> _THE EXERCISE_: The data must be returned in full and exactly as given.

> _RECORDS PROVIDED_:
▬▬▬▬▬▬
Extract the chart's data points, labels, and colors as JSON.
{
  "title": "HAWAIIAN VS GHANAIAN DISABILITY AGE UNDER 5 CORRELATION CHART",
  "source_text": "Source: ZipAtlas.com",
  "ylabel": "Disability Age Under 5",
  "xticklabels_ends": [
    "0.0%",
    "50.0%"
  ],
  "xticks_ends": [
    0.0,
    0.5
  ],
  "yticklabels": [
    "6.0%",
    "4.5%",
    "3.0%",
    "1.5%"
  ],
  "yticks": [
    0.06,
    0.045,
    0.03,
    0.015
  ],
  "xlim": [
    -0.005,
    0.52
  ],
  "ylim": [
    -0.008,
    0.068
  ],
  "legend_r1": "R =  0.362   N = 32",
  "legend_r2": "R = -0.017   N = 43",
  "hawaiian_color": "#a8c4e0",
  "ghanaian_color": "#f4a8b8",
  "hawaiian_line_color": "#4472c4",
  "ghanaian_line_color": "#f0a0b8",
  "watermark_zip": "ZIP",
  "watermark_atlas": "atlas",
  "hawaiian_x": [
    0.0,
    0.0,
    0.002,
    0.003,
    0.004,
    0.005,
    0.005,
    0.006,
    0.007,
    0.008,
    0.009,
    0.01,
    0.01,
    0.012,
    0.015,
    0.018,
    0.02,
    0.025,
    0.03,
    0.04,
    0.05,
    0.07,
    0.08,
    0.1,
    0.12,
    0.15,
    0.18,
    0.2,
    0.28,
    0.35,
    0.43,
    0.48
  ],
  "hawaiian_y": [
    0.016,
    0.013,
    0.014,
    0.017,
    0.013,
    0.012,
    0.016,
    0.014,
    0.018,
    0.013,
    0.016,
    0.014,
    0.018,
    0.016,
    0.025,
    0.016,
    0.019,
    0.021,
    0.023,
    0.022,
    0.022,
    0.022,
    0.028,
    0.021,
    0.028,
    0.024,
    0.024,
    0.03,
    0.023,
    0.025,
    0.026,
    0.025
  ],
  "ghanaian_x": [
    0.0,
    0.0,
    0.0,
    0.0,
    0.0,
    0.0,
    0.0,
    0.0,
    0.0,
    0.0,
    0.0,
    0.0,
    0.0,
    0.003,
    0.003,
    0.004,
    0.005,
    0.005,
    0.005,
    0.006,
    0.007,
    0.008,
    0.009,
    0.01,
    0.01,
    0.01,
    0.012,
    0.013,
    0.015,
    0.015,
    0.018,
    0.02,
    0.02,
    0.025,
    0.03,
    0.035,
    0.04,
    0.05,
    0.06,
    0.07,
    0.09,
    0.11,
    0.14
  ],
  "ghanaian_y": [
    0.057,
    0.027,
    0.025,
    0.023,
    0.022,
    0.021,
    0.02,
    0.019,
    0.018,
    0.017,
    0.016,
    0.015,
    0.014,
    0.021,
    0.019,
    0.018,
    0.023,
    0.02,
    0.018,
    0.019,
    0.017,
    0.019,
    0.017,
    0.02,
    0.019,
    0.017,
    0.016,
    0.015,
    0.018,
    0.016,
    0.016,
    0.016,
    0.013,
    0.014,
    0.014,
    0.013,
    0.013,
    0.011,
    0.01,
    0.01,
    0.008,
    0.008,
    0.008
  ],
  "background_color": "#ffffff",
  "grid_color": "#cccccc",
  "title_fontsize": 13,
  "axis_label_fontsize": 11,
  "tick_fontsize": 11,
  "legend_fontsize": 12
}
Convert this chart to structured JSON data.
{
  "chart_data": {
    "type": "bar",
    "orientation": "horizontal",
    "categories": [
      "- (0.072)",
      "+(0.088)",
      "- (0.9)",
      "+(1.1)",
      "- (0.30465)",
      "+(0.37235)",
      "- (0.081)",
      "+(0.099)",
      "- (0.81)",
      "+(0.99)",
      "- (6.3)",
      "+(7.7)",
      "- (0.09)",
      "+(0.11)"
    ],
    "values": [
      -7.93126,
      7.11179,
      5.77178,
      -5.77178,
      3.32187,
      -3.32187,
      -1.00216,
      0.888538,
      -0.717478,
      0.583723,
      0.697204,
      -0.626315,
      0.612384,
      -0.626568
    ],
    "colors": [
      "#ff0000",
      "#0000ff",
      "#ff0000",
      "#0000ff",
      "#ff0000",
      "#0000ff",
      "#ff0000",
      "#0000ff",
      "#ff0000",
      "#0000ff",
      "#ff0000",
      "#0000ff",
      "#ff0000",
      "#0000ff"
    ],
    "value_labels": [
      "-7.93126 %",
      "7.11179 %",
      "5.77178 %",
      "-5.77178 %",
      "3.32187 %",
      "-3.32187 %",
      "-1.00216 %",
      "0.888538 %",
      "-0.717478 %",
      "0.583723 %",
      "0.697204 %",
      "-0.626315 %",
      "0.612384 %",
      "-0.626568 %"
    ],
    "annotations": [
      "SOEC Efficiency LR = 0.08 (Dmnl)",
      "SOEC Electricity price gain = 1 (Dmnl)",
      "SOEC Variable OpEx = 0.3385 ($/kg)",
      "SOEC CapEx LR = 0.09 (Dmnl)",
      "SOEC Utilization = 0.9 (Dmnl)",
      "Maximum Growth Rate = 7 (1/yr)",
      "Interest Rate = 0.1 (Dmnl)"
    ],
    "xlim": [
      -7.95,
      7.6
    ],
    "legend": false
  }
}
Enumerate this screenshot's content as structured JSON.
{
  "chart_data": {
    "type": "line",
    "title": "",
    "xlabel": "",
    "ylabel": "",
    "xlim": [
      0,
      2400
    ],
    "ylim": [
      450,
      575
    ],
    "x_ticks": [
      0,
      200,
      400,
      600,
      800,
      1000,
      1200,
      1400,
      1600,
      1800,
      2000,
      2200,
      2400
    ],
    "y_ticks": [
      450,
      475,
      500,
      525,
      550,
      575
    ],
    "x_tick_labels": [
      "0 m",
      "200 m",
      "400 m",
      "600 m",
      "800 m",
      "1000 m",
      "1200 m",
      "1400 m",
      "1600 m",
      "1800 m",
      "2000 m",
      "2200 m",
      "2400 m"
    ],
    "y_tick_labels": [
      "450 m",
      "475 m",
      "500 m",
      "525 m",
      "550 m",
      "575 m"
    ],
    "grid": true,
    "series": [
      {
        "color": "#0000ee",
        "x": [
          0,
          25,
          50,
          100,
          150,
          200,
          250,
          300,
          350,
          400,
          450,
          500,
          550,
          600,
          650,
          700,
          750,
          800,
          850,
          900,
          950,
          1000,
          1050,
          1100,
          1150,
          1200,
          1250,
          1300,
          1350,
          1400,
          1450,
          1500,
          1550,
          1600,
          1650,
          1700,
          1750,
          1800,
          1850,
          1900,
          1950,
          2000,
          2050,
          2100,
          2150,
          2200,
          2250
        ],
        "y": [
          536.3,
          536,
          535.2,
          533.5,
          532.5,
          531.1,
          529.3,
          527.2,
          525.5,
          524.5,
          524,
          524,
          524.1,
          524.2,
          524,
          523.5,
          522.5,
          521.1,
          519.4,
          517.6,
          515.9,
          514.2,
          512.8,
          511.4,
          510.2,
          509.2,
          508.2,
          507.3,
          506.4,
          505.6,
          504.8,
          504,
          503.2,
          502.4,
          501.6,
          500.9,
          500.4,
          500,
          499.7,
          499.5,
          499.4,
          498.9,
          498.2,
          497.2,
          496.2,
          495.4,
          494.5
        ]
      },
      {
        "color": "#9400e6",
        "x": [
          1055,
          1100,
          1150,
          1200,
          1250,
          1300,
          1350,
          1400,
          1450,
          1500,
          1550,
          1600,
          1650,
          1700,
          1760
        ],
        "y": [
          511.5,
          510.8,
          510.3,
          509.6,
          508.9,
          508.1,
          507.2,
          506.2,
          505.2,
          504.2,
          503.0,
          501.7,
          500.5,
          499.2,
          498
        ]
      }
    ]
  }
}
▬▬▬▬▬▬
> _THE OUTPUT_:
Extract the chart's data points, labels, and colors as JSON.
{
  "title": "HAWAIIAN VS GHANAIAN DISABILITY AGE UNDER 5 CORRELATION CHART",
  "source_text": "Source: ZipAtlas.com",
  "ylabel": "Disability Age Under 5",
  "xticklabels_ends": [
    "0.0%",
    "50.0%"
  ],
  "xticks_ends": [
    0.0,
    0.5
  ],
  "yticklabels": [
    "6.0%",
    "4.5%",
    "3.0%",
    "1.5%"
  ],
  "yticks": [
    0.06,
    0.045,
    0.03,
    0.015
  ],
  "xlim": [
    -0.005,
    0.52
  ],
  "ylim": [
    -0.008,
    0.068
  ],
  "legend_r1": "R =  0.362   N = 32",
  "legend_r2": "R = -0.017   N = 43",
  "hawaiian_color": "#a8c4e0",
  "ghanaian_color": "#f4a8b8",
  "hawaiian_line_color": "#4472c4",
  "ghanaian_line_color": "#f0a0b8",
  "watermark_zip": "ZIP",
  "watermark_atlas": "atlas",
  "hawaiian_x": [
    0.0,
    0.0,
    0.002,
    0.003,
    0.004,
    0.005,
    0.005,
    0.006,
    0.007,
    0.008,
    0.009,
    0.01,
    0.01,
    0.012,
    0.015,
    0.018,
    0.02,
    0.025,
    0.03,
    0.04,
    0.05,
    0.07,
    0.08,
    0.1,
    0.12,
    0.15,
    0.18,
    0.2,
    0.28,
    0.35,
    0.43,
    0.48
  ],
  "hawaiian_y": [
    0.016,
    0.013,
    0.014,
    0.017,
    0.013,
    0.012,
    0.016,
    0.014,
    0.018,
    0.013,
    0.016,
    0.014,
    0.018,
    0.016,
    0.025,
    0.016,
    0.019,
    0.021,
    0.023,
    0.022,
    0.022,
    0.022,
    0.028,
    0.021,
    0.028,
    0.024,
    0.024,
    0.03,
    0.023,
    0.025,
    0.026,
    0.025
  ],
  "ghanaian_x": [
    0.0,
    0.0,
    0.0,
    0.0,
    0.0,
    0.0,
    0.0,
    0.0,
    0.0,
    0.0,
    0.0,
    0.0,
    0.0,
    0.003,
    0.003,
    0.004,
    0.005,
    0.005,
    0.005,
    0.006,
    0.007,
    0.008,
    0.009,
    0.01,
    0.01,
    0.01,
    0.012,
    0.013,
    0.015,
    0.015,
    0.018,
    0.02,
    0.02,
    0.025,
    0.03,
    0.035,
    0.04,
    0.05,
    0.06,
    0.07,
    0.09,
    0.11,
    0.14
  ],
  "ghanaian_y": [
    0.057,
    0.027,
    0.025,
    0.023,
    0.022,
    0.021,
    0.02,
    0.019,
    0.018,
    0.017,
    0.016,
    0.015,
    0.014,
    0.021,
    0.019,
    0.018,
    0.023,
    0.02,
    0.018,
    0.019,
    0.017,
    0.019,
    0.017,
    0.02,
    0.019,
    0.017,
    0.016,
    0.015,
    0.018,
    0.016,
    0.016,
    0.016,
    0.013,
    0.014,
    0.014,
    0.013,
    0.013,
    0.011,
    0.01,
    0.01,
    0.008,
    0.008,
    0.008
  ],
  "background_color": "#ffffff",
  "grid_color": "#cccccc",
  "title_fontsize": 13,
  "axis_label_fontsize": 11,
  "tick_fontsize": 11,
  "legend_fontsize": 12
}
Convert this chart to structured JSON data.
{
  "chart_data": {
    "type": "bar",
    "orientation": "horizontal",
    "categories": [
      "- (0.072)",
      "+(0.088)",
      "- (0.9)",
      "+(1.1)",
      "- (0.30465)",
      "+(0.37235)",
      "- (0.081)",
      "+(0.099)",
      "- (0.81)",
      "+(0.99)",
      "- (6.3)",
      "+(7.7)",
      "- (0.09)",
      "+(0.11)"
    ],
    "values": [
      -7.93126,
      7.11179,
      5.77178,
      -5.77178,
      3.32187,
      -3.32187,
      -1.00216,
      0.888538,
      -0.717478,
      0.583723,
      0.697204,
      -0.626315,
      0.612384,
      -0.626568
    ],
    "colors": [
      "#ff0000",
      "#0000ff",
      "#ff0000",
      "#0000ff",
      "#ff0000",
      "#0000ff",
      "#ff0000",
      "#0000ff",
      "#ff0000",
      "#0000ff",
      "#ff0000",
      "#0000ff",
      "#ff0000",
      "#0000ff"
    ],
    "value_labels": [
      "-7.93126 %",
      "7.11179 %",
      "5.77178 %",
      "-5.77178 %",
      "3.32187 %",
      "-3.32187 %",
      "-1.00216 %",
      "0.888538 %",
      "-0.717478 %",
      "0.583723 %",
      "0.697204 %",
      "-0.626315 %",
      "0.612384 %",
      "-0.626568 %"
    ],
    "annotations": [
      "SOEC Efficiency LR = 0.08 (Dmnl)",
      "SOEC Electricity price gain = 1 (Dmnl)",
      "SOEC Variable OpEx = 0.3385 ($/kg)",
      "SOEC CapEx LR = 0.09 (Dmnl)",
      "SOEC Utilization = 0.9 (Dmnl)",
      "Maximum Growth Rate = 7 (1/yr)",
      "Interest Rate = 0.1 (Dmnl)"
    ],
    "xlim": [
      -7.95,
      7.6
    ],
    "legend": false
  }
}
Enumerate this screenshot's content as structured JSON.
{
  "chart_data": {
    "type": "line",
    "title": "",
    "xlabel": "",
    "ylabel": "",
    "xlim": [
      0,
      2400
    ],
    "ylim": [
      450,
      575
    ],
    "x_ticks": [
      0,
      200,
      400,
      600,
      800,
      1000,
      1200,
      1400,
      1600,
      1800,
      2000,
      2200,
      2400
    ],
    "y_ticks": [
      450,
      475,
      500,
      525,
      550,
      575
    ],
    "x_tick_labels": [
      "0 m",
      "200 m",
      "400 m",
      "600 m",
      "800 m",
      "1000 m",
      "1200 m",
      "1400 m",
      "1600 m",
      "1800 m",
      "2000 m",
      "2200 m",
      "2400 m"
    ],
    "y_tick_labels": [
      "450 m",
      "475 m",
      "500 m",
      "525 m",
      "550 m",
      "575 m"
    ],
    "grid": true,
    "series": [
      {
        "color": "#0000ee",
        "x": [
          0,
          25,
          50,
          100,
          150,
          200,
          250,
          300,
          350,
          400,
          450,
          500,
          550,
          600,
          650,
          700,
          750,
          800,
          850,
          900,
          950,
          1000,
          1050,
          1100,
          1150,
          1200,
          1250,
          1300,
          1350,
          1400,
          1450,
          1500,
          1550,
          1600,
          1650,
          1700,
          1750,
          1800,
          1850,
          1900,
          1950,
          2000,
          2050,
          2100,
          2150,
          2200,
          2250
        ],
        "y": [
          536.3,
          536,
          535.2,
          533.5,
          532.5,
          531.1,
          529.3,
          527.2,
          525.5,
          524.5,
          524,
          524,
          524.1,
          524.2,
          524,
          523.5,
          522.5,
          521.1,
          519.4,
          517.6,
          515.9,
          514.2,
          512.8,
          511.4,
          510.2,
          509.2,
          508.2,
          507.3,
          506.4,
          505.6,
          504.8,
          504,
          503.2,
          502.4,
          501.6,
          500.9,
          500.4,
          500,
          499.7,
          499.5,
          499.4,
          498.9,
          498.2,
          497.2,
          496.2,
          495.4,
          494.5
        ]
      },
      {
        "color": "#9400e6",
        "x": [
          1055,
          1100,
          1150,
          1200,
          1250,
          1300,
          1350,
          1400,
          1450,
          1500,
          1550,
          1600,
          1650,
          1700,
          1760
        ],
        "y": [
          511.5,
          510.8,
          510.3,
          509.6,
          508.9,
          508.1,
          507.2,
          506.2,
          505.2,
          504.2,
          503.0,
          501.7,
          500.5,
          499.2,
          498
        ]
      }
    ]
  }
}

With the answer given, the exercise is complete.